#### Record extracts

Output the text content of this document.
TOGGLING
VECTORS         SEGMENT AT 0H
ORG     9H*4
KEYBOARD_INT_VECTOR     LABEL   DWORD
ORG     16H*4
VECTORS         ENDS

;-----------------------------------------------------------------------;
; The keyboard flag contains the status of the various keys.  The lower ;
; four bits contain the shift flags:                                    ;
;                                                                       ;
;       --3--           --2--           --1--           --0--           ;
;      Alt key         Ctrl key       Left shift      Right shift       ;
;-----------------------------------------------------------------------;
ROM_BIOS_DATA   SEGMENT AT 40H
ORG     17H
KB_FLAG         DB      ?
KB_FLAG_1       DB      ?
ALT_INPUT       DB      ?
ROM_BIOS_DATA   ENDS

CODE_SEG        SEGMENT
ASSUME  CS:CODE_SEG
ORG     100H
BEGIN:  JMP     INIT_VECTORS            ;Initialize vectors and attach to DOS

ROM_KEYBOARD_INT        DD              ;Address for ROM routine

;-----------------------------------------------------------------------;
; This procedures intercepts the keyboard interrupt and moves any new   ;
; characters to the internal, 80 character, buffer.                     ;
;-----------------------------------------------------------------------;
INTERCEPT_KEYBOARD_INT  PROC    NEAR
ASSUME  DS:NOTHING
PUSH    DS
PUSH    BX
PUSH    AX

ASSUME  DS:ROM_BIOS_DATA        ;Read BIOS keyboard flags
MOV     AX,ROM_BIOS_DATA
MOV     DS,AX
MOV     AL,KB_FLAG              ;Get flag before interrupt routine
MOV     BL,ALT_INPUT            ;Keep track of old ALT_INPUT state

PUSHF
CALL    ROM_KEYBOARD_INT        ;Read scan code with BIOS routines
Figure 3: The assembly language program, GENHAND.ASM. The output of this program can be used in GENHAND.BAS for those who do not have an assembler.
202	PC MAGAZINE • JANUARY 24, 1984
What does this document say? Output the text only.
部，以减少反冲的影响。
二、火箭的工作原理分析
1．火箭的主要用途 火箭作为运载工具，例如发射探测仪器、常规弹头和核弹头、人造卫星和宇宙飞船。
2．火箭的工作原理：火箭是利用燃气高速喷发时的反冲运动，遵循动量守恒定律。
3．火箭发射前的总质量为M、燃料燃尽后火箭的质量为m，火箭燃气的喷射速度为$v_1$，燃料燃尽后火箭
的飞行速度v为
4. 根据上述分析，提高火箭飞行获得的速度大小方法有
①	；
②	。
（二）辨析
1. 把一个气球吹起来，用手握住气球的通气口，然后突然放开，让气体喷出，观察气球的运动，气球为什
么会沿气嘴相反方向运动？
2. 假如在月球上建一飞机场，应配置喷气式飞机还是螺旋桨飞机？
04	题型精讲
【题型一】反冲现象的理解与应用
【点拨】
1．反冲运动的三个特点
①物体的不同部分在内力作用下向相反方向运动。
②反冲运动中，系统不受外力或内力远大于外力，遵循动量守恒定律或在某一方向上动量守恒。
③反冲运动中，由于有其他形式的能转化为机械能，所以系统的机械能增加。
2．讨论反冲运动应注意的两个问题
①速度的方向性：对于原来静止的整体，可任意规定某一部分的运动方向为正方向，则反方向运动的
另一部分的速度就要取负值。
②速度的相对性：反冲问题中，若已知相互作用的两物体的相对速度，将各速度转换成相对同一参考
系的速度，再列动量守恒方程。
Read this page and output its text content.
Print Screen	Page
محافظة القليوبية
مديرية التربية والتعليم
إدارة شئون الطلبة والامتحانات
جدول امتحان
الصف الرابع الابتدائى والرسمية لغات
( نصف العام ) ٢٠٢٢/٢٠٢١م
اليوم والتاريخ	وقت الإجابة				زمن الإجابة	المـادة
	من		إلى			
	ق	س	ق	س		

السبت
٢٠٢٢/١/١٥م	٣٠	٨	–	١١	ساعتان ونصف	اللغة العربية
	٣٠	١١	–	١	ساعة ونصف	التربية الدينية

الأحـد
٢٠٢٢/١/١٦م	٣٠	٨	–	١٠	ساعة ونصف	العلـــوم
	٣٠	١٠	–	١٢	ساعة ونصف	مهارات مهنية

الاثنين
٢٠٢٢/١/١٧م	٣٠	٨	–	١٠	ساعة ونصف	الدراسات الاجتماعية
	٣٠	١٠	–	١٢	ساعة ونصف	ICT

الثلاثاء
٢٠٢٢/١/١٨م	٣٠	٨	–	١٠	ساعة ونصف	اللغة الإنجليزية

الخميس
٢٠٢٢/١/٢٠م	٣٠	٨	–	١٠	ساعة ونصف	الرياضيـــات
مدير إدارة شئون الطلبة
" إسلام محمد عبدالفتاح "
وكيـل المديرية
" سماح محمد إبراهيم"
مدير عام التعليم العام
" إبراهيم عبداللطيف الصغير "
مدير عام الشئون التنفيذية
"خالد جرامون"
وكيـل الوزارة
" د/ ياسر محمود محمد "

#### Task to carry out
All of the material must be reproduced exactly.

#### Solution below
Output the text content of this document.
TOGGLING
VECTORS         SEGMENT AT 0H
ORG     9H*4
KEYBOARD_INT_VECTOR     LABEL   DWORD
ORG     16H*4
VECTORS         ENDS

;-----------------------------------------------------------------------;
; The keyboard flag contains the status of the various keys.  The lower ;
; four bits contain the shift flags:                                    ;
;                                                                       ;
;       --3--           --2--           --1--           --0--           ;
;      Alt key         Ctrl key       Left shift      Right shift       ;
;-----------------------------------------------------------------------;
ROM_BIOS_DATA   SEGMENT AT 40H
ORG     17H
KB_FLAG         DB      ?
KB_FLAG_1       DB      ?
ALT_INPUT       DB      ?
ROM_BIOS_DATA   ENDS

CODE_SEG        SEGMENT
ASSUME  CS:CODE_SEG
ORG     100H
BEGIN:  JMP     INIT_VECTORS            ;Initialize vectors and attach to DOS

ROM_KEYBOARD_INT        DD              ;Address for ROM routine

;-----------------------------------------------------------------------;
; This procedures intercepts the keyboard interrupt and moves any new   ;
; characters to the internal, 80 character, buffer.                     ;
;-----------------------------------------------------------------------;
INTERCEPT_KEYBOARD_INT  PROC    NEAR
ASSUME  DS:NOTHING
PUSH    DS
PUSH    BX
PUSH    AX

ASSUME  DS:ROM_BIOS_DATA        ;Read BIOS keyboard flags
MOV     AX,ROM_BIOS_DATA
MOV     DS,AX
MOV     AL,KB_FLAG              ;Get flag before interrupt routine
MOV     BL,ALT_INPUT            ;Keep track of old ALT_INPUT state

PUSHF
CALL    ROM_KEYBOARD_INT        ;Read scan code with BIOS routines
Figure 3: The assembly language program, GENHAND.ASM. The output of this program can be used in GENHAND.BAS for those who do not have an assembler.
202	PC MAGAZINE • JANUARY 24, 1984
What does this document say? Output the text only.
部，以减少反冲的影响。
二、火箭的工作原理分析
1．火箭的主要用途 火箭作为运载工具，例如发射探测仪器、常规弹头和核弹头、人造卫星和宇宙飞船。
2．火箭的工作原理：火箭是利用燃气高速喷发时的反冲运动，遵循动量守恒定律。
3．火箭发射前的总质量为M、燃料燃尽后火箭的质量为m，火箭燃气的喷射速度为$v_1$，燃料燃尽后火箭
的飞行速度v为
4. 根据上述分析，提高火箭飞行获得的速度大小方法有
①	；
②	。
（二）辨析
1. 把一个气球吹起来，用手握住气球的通气口，然后突然放开，让气体喷出，观察气球的运动，气球为什
么会沿气嘴相反方向运动？
2. 假如在月球上建一飞机场，应配置喷气式飞机还是螺旋桨飞机？
04	题型精讲
【题型一】反冲现象的理解与应用
【点拨】
1．反冲运动的三个特点
①物体的不同部分在内力作用下向相反方向运动。
②反冲运动中，系统不受外力或内力远大于外力，遵循动量守恒定律或在某一方向上动量守恒。
③反冲运动中，由于有其他形式的能转化为机械能，所以系统的机械能增加。
2．讨论反冲运动应注意的两个问题
①速度的方向性：对于原来静止的整体，可任意规定某一部分的运动方向为正方向，则反方向运动的
另一部分的速度就要取负值。
②速度的相对性：反冲问题中，若已知相互作用的两物体的相对速度，将各速度转换成相对同一参考
系的速度，再列动量守恒方程。
Read this page and output its text content.
Print Screen	Page
محافظة القليوبية
مديرية التربية والتعليم
إدارة شئون الطلبة والامتحانات
جدول امتحان
الصف الرابع الابتدائى والرسمية لغات
( نصف العام ) ٢٠٢٢/٢٠٢١م
اليوم والتاريخ	وقت الإجابة				زمن الإجابة	المـادة
	من		إلى			
	ق	س	ق	س		

السبت
٢٠٢٢/١/١٥م	٣٠	٨	–	١١	ساعتان ونصف	اللغة العربية
	٣٠	١١	–	١	ساعة ونصف	التربية الدينية

الأحـد
٢٠٢٢/١/١٦م	٣٠	٨	–	١٠	ساعة ونصف	العلـــوم
	٣٠	١٠	–	١٢	ساعة ونصف	مهارات مهنية

الاثنين
٢٠٢٢/١/١٧م	٣٠	٨	–	١٠	ساعة ونصف	الدراسات الاجتماعية
	٣٠	١٠	–	١٢	ساعة ونصف	ICT

الثلاثاء
٢٠٢٢/١/١٨م	٣٠	٨	–	١٠	ساعة ونصف	اللغة الإنجليزية

الخميس
٢٠٢٢/١/٢٠م	٣٠	٨	–	١٠	ساعة ونصف	الرياضيـــات
مدير إدارة شئون الطلبة
" إسلام محمد عبدالفتاح "
وكيـل المديرية
" سماح محمد إبراهيم"
مدير عام التعليم العام
" إبراهيم عبداللطيف الصغير "
مدير عام الشئون التنفيذية
"خالد جرامون"
وكيـل الوزارة
" د/ ياسر محمود محمد "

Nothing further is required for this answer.